Tugas yang Dikerjakan: Tolong lanjutkan berita tentang turunnya angka buta aksara Indonesia di bawah ini, mulai setelah kalimat terakhirnya.
━━━━━ Kutipan Dokumen
Jum'at, 19/04/2024 04:57 WIB

Setahun, Angka Buta Aksara Indonesia Turun 0,15 Persen

Angka buta aksara Indonesia mengalami penurunan dari 1,9 persen pada 2018 menjadi 1,78 persen pada 2019.

Direktur Jenderal PAUD Dasmen Kementerian Pendidikan dan Kebudayaan, Jumeri (Foto: Muti/Jurnas)

Jakarta, Jurnas.com - Angka buta aksara Indonesia mengalami penurunan dari 1,9 persen pada 2018 menjadi 1,78 persen pada 2019.

Demikian disampaikan oleh Direktur Jenderal PAUD Dasar dan Menengah Kementerian Pendidikan dan Kebudayaan (Kemdikbud) Jumeri, dalam kegiatan Bincang Pendidikan Hari Aksara Internasional (HAI) 2020 pada Jumat (4/9) yang digelar secara daring.
━━━━━━━━━━
━━━━━ Data yang Diberikan
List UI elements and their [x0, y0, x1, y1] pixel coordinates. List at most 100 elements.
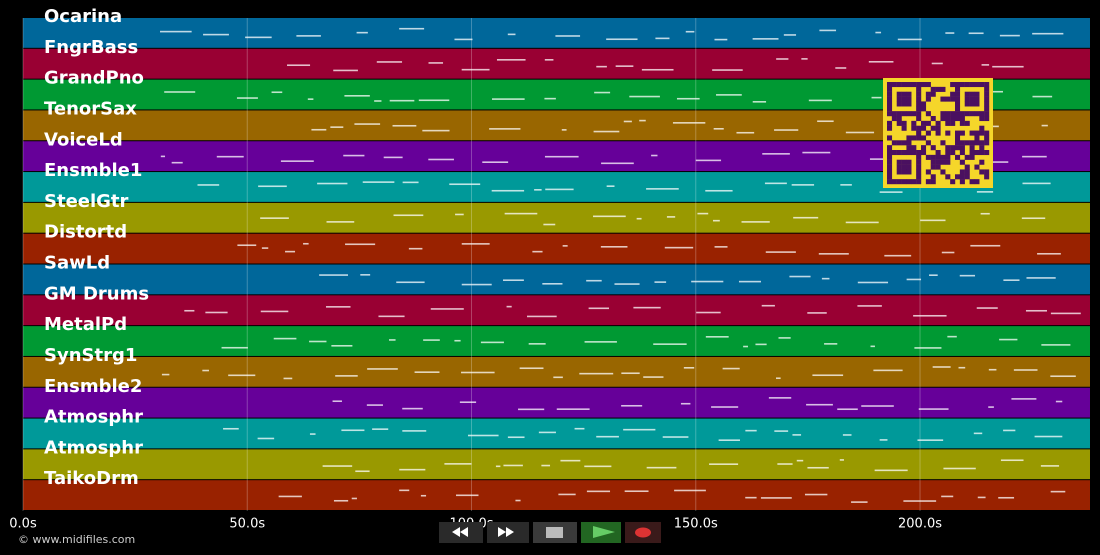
━━━━━━━━━━
Hasil:
Meski mengalami penurunan, lanjut Jumeri, daftar urutan provinsi dengan penduduk buta aksara masih belum berubah.

Papua (21,9 persen), Nusa Tenggara Barat (7,46 persen), Nusa Tenggara Timur (4,24 persen), Sulawesi Barat (4,22 persen), Sulawesi Selatan (3,98 persen), dan Kalimantan Barat (3,81 persen) masih menjadi yang tertinggi angka buta aksaranya.

"Data buta aksara di enam wilayah tersebut linier dengan data lain, di antaranya APK (angka partisipasi kasar). Seperti di Papua, APK-nya rendah, juga pendapatan per kapita dan akses pada informasi," kata Jumeri kepada awak media.

Apabila dipecah per kategori, buta aksara pada perempuan lebih tinggi dari laki-laki yakni 5,67 persen berbanding 2,52 persen. Angka buta aksara di perdesaan juga lebih tinggi dari perkotaan yakni 6,44 persen berbanding 2,29 persen.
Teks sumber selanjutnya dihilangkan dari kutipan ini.